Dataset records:
::::::::::

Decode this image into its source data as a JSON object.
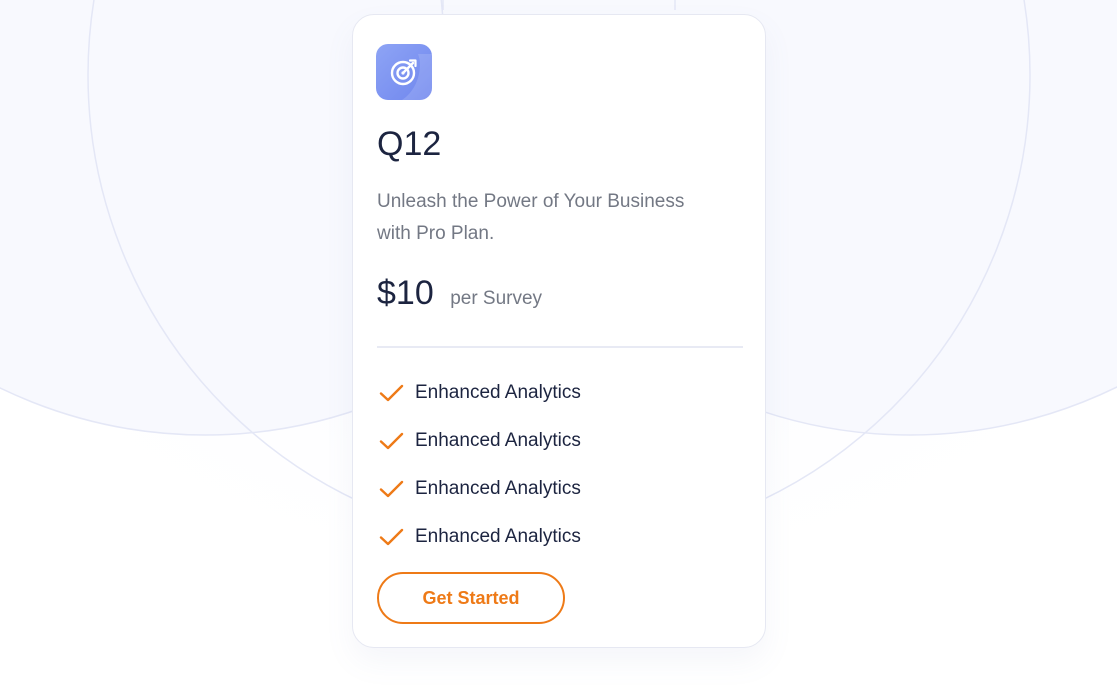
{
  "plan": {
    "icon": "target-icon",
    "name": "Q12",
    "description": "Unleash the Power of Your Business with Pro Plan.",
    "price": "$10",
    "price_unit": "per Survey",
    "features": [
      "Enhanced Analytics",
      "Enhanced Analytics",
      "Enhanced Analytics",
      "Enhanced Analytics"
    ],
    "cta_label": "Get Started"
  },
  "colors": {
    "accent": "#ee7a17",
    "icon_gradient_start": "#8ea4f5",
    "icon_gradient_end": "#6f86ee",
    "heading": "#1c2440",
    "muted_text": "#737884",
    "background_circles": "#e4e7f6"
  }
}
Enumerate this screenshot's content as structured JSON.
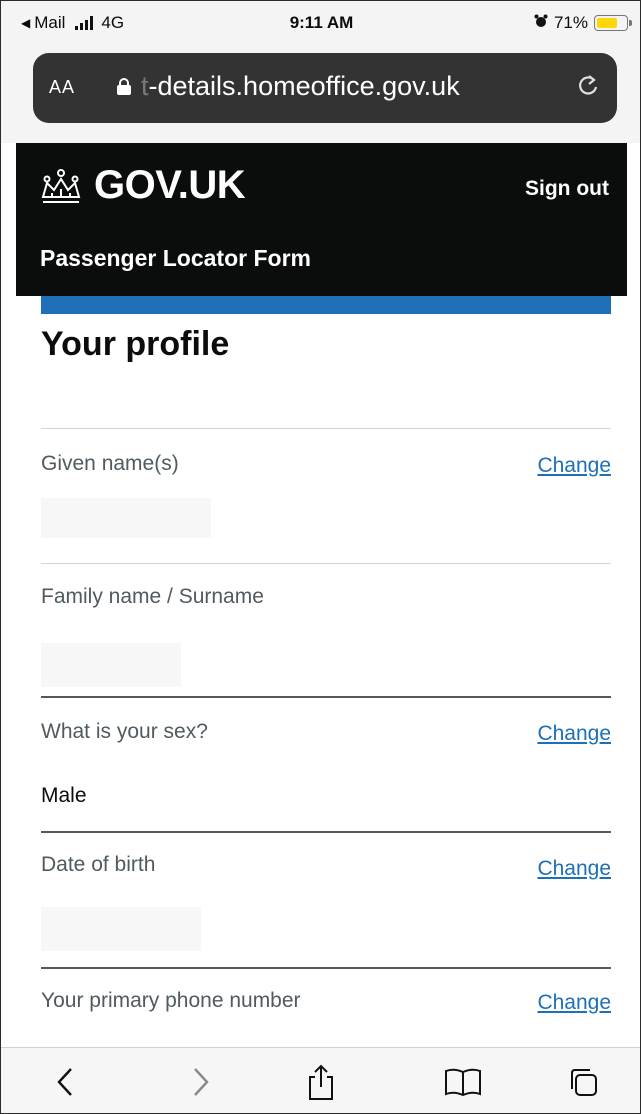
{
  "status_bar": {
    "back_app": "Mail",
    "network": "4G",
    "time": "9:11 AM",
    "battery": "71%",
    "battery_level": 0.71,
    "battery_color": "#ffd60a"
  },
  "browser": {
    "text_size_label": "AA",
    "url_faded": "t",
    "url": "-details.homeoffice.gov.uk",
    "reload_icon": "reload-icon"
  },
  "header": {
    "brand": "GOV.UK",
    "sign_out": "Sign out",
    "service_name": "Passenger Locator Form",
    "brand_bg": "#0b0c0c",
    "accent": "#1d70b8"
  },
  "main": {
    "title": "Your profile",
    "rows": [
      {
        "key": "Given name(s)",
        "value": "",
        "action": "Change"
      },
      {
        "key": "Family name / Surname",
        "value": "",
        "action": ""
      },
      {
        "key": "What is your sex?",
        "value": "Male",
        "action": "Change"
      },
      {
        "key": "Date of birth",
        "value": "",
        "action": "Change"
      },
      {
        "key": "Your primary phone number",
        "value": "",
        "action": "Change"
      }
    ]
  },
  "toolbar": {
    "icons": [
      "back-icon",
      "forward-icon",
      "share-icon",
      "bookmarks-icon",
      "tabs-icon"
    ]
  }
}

::::::::::

**Your objective:** Locate the line containing "Enumerate this screenshot's" in the records above, then output it and every line after it through the last, excluding pictures.

**Solution:**
Enumerate this screenshot's content as structured JSON.
{
  "status_bar": {
    "back_app": "Mail",
    "network": "4G",
    "time": "9:11 AM",
    "battery": "71%",
    "battery_level": 0.71,
    "battery_color": "#ffd60a"
  },
  "browser": {
    "text_size_label": "AA",
    "url_faded": "t",
    "url": "-details.homeoffice.gov.uk",
    "reload_icon": "reload-icon"
  },
  "header": {
    "brand": "GOV.UK",
    "sign_out": "Sign out",
    "service_name": "Passenger Locator Form",
    "brand_bg": "#0b0c0c",
    "accent": "#1d70b8"
  },
  "main": {
    "title": "Your profile",
    "rows": [
      {
        "key": "Given name(s)",
        "value": "",
        "action": "Change"
      },
      {
        "key": "Family name / Surname",
        "value": "",
        "action": ""
      },
      {
        "key": "What is your sex?",
        "value": "Male",
        "action": "Change"
      },
      {
        "key": "Date of birth",
        "value": "",
        "action": "Change"
      },
      {
        "key": "Your primary phone number",
        "value": "",
        "action": "Change"
      }
    ]
  },
  "toolbar": {
    "icons": [
      "back-icon",
      "forward-icon",
      "share-icon",
      "bookmarks-icon",
      "tabs-icon"
    ]
  }
}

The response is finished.